### Entries shown ###

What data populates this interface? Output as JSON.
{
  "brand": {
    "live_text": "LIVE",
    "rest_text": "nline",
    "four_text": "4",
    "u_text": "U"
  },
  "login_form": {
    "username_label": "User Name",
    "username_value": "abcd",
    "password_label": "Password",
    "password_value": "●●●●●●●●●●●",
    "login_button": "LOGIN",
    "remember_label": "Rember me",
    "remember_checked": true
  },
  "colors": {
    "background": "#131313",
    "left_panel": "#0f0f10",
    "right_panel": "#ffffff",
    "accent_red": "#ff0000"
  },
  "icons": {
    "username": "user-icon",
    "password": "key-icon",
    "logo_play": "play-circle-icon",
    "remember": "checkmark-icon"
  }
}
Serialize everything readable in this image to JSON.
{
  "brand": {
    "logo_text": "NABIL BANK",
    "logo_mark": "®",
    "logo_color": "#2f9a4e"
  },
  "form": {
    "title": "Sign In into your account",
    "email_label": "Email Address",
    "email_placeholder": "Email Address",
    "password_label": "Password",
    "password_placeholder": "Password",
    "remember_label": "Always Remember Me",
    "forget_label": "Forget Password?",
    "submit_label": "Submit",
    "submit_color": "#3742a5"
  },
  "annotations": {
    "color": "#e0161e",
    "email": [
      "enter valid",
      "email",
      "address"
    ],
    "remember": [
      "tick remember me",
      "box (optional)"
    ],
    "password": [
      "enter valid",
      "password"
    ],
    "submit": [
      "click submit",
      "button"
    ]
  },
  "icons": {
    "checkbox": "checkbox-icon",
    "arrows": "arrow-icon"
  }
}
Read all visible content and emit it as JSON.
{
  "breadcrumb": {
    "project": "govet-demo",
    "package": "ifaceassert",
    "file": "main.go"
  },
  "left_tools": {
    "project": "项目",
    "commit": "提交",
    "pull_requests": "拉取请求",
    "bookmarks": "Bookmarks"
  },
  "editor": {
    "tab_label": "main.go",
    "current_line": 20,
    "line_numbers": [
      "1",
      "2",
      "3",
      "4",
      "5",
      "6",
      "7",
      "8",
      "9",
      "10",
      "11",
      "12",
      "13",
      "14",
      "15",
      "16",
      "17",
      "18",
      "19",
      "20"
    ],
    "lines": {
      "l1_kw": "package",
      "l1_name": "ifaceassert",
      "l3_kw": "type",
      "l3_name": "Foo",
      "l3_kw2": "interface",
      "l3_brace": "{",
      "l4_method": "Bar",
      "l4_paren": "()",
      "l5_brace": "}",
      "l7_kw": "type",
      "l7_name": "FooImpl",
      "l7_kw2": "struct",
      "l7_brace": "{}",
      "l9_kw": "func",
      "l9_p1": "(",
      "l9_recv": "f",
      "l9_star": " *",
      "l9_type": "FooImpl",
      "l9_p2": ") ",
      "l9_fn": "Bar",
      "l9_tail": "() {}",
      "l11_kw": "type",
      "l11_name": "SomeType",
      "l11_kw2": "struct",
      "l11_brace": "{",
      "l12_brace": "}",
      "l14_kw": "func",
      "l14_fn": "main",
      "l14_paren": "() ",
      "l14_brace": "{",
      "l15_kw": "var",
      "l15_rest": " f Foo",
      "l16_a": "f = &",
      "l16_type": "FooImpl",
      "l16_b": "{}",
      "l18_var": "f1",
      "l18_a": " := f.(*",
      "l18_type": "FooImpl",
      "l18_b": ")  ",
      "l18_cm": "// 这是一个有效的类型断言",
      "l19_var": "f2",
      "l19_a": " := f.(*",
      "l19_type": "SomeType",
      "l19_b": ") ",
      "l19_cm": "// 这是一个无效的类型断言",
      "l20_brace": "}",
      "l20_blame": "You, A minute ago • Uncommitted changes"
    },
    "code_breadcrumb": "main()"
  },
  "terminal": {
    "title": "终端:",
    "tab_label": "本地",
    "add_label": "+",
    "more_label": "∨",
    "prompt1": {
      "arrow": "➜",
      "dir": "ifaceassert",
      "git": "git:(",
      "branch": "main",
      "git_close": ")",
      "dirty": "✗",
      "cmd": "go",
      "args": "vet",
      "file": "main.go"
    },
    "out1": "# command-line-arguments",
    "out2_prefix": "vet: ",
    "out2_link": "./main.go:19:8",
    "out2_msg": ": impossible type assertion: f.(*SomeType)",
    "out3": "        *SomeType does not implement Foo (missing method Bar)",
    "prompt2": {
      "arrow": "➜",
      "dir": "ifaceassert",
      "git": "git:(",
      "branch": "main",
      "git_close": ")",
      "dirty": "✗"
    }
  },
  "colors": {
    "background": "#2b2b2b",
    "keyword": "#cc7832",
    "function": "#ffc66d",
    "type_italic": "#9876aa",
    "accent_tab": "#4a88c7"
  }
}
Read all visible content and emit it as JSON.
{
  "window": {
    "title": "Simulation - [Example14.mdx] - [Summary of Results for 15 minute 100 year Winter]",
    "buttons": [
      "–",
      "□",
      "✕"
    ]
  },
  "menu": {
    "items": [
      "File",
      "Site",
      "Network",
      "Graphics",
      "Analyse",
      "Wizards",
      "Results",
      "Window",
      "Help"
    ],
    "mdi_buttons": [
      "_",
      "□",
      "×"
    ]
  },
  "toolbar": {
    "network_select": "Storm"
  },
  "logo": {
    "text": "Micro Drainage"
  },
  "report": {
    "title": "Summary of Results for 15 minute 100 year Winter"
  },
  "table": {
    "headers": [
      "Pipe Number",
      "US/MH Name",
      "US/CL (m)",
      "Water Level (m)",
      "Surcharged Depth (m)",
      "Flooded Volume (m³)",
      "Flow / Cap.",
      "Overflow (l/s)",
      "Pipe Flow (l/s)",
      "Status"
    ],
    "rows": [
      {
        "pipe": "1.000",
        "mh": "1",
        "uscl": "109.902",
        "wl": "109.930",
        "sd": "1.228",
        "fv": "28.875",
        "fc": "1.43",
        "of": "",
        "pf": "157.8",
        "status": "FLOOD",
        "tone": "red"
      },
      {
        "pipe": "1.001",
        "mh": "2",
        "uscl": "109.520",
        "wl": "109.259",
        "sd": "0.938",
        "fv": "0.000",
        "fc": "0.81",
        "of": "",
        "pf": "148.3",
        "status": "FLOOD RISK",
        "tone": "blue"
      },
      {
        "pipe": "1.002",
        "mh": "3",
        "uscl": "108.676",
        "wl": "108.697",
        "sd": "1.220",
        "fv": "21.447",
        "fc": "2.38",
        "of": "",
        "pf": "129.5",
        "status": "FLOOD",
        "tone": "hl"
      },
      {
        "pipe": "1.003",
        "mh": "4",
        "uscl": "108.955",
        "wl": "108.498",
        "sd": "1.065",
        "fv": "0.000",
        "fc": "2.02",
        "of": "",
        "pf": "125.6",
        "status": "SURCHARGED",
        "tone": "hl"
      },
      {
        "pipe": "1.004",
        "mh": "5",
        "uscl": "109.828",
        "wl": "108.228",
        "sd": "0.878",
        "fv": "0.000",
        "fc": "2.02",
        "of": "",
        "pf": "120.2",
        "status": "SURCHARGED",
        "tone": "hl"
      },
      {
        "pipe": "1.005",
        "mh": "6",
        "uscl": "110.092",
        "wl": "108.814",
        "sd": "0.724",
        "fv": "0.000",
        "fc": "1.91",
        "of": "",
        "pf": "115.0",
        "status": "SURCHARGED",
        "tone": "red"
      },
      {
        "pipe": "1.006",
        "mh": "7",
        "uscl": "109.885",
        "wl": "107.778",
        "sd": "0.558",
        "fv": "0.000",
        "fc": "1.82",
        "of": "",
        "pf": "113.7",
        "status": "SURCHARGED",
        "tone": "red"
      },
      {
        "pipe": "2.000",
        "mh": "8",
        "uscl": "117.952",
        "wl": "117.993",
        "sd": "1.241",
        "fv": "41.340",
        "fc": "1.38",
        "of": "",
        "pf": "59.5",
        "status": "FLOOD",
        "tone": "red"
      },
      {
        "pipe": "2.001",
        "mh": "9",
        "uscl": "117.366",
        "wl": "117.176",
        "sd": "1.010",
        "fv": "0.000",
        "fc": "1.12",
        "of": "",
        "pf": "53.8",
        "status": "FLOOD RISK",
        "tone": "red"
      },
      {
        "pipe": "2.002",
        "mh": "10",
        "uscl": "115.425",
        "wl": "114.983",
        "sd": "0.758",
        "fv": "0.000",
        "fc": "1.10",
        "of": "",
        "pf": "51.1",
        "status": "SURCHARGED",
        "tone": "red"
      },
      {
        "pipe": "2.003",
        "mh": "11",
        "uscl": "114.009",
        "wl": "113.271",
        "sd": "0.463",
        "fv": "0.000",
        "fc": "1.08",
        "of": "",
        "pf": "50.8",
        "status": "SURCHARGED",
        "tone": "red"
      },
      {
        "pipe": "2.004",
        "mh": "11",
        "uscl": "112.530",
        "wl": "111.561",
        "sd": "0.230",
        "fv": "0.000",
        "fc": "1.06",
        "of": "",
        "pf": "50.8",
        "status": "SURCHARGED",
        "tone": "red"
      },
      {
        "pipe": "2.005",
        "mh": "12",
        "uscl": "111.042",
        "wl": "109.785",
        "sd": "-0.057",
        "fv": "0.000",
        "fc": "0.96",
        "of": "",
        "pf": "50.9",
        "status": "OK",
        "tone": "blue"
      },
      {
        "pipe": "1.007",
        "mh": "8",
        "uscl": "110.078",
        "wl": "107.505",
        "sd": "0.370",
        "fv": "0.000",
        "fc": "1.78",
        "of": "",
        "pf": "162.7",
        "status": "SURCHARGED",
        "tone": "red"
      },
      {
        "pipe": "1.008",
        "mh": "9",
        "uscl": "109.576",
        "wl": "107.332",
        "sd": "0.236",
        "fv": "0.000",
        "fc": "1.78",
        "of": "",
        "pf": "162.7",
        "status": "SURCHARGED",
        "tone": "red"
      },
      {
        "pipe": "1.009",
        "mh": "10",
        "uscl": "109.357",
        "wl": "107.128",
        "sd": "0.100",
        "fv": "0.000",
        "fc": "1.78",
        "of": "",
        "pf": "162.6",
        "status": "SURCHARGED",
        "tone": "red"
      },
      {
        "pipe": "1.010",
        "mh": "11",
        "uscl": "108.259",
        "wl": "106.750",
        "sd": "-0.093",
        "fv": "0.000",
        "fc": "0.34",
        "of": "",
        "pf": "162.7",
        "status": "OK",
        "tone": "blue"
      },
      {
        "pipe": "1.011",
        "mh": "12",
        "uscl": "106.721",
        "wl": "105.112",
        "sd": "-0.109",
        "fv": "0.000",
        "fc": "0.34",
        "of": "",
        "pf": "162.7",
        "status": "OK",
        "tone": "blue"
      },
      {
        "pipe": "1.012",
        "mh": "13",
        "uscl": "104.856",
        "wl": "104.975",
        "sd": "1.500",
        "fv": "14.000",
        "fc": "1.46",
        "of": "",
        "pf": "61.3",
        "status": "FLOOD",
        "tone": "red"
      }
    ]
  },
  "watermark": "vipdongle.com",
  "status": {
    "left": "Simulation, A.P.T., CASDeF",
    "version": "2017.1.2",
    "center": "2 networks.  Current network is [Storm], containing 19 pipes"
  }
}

###

**What you are asked to do:** From the material given, work out how many lines hold the string "SomeType"; state that number and nothing further.

**Exercise result:** 4